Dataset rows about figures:
· · ·

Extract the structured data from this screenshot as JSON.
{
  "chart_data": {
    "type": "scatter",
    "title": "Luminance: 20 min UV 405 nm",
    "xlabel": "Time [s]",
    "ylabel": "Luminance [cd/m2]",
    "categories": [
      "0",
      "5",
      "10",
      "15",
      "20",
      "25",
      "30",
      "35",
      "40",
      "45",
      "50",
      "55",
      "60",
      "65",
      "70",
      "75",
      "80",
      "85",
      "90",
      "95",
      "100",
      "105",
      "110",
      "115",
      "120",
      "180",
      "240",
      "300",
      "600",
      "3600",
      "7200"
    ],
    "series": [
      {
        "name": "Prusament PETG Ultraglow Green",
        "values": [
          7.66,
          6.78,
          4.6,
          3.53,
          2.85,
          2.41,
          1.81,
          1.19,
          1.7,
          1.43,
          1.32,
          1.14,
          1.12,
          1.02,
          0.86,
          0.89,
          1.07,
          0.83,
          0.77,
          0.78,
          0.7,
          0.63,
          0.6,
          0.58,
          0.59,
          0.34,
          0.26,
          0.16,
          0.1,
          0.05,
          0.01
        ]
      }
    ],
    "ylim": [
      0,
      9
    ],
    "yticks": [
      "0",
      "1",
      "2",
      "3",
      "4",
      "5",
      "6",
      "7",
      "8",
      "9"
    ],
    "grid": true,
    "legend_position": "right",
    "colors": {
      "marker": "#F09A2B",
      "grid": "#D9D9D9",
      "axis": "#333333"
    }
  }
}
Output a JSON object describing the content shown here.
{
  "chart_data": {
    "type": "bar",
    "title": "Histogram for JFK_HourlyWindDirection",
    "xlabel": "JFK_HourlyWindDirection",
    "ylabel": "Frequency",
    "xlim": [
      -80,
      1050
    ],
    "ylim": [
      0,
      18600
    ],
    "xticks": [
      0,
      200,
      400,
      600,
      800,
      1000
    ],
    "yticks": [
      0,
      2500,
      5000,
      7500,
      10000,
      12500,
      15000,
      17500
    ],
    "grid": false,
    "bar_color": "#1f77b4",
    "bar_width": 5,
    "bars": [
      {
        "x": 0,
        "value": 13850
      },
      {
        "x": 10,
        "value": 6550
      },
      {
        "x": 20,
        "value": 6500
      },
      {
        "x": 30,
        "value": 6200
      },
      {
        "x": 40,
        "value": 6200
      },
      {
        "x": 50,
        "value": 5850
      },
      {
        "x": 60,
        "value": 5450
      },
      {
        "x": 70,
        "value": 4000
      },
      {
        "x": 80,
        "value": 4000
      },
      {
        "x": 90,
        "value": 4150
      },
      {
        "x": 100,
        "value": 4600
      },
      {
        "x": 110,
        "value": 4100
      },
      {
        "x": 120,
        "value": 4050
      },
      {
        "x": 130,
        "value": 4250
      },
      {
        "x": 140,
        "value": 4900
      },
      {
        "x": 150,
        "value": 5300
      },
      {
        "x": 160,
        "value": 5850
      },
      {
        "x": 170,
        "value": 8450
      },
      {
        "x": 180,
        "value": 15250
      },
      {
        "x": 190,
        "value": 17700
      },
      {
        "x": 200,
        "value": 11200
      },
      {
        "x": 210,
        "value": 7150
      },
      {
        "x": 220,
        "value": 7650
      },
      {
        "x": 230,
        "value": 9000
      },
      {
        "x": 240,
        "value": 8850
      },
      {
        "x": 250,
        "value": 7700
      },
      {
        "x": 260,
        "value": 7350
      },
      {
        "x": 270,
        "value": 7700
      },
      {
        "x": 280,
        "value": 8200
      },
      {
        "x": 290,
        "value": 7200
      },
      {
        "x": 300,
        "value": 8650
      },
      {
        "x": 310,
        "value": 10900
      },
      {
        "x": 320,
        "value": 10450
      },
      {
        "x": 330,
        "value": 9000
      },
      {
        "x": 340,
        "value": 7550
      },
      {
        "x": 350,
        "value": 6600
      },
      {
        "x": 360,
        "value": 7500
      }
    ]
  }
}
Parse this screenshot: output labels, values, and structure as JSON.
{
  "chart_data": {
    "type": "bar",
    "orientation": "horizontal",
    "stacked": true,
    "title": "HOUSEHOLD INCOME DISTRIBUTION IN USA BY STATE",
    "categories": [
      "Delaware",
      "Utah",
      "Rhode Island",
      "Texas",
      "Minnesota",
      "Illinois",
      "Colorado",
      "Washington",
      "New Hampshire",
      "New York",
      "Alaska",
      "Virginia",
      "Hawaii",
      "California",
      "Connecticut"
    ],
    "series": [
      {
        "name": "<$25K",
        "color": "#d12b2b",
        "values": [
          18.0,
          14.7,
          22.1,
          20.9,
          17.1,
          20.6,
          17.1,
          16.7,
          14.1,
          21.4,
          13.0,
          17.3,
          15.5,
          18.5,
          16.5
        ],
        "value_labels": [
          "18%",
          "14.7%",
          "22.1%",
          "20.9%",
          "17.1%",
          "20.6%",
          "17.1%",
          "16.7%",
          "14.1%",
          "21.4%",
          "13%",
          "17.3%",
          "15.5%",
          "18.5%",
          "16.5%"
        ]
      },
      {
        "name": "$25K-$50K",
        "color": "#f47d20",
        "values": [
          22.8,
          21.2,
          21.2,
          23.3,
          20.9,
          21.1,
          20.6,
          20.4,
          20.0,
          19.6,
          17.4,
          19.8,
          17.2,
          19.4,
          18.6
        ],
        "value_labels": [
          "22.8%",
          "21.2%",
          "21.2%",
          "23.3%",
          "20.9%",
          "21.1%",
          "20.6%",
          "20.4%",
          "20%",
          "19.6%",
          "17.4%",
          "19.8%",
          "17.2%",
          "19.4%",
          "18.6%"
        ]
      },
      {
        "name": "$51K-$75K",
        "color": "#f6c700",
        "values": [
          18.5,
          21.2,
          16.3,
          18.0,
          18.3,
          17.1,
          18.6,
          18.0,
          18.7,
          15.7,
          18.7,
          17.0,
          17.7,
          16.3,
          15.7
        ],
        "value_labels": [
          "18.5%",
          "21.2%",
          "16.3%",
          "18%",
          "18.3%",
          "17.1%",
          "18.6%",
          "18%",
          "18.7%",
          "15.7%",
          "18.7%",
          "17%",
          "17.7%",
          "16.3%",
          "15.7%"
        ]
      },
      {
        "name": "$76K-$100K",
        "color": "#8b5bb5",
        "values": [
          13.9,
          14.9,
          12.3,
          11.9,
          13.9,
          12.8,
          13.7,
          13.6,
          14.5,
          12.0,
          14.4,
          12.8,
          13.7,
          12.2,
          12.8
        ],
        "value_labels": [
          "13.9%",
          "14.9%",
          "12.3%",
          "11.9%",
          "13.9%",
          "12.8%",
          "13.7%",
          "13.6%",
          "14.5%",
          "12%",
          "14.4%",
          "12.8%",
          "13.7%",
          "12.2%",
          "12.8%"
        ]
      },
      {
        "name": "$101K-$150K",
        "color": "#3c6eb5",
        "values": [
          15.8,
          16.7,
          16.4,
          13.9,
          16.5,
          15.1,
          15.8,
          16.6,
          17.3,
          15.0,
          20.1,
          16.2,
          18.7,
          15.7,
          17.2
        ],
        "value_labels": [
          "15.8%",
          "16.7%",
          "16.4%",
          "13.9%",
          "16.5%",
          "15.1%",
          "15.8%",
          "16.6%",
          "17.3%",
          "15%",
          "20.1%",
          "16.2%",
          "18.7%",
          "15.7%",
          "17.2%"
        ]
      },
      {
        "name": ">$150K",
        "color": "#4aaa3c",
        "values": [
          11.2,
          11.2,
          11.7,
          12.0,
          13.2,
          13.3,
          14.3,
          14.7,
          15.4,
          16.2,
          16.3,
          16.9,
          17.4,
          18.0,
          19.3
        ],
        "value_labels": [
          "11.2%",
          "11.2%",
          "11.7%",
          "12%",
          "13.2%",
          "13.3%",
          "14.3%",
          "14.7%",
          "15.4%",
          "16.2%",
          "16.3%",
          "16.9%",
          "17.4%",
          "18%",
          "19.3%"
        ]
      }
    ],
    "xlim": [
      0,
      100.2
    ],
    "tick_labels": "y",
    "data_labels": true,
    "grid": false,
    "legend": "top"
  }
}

· · ·

How many lines of the listing include the string "grid"? Answer with the number alone.

# Solution for this exercise
4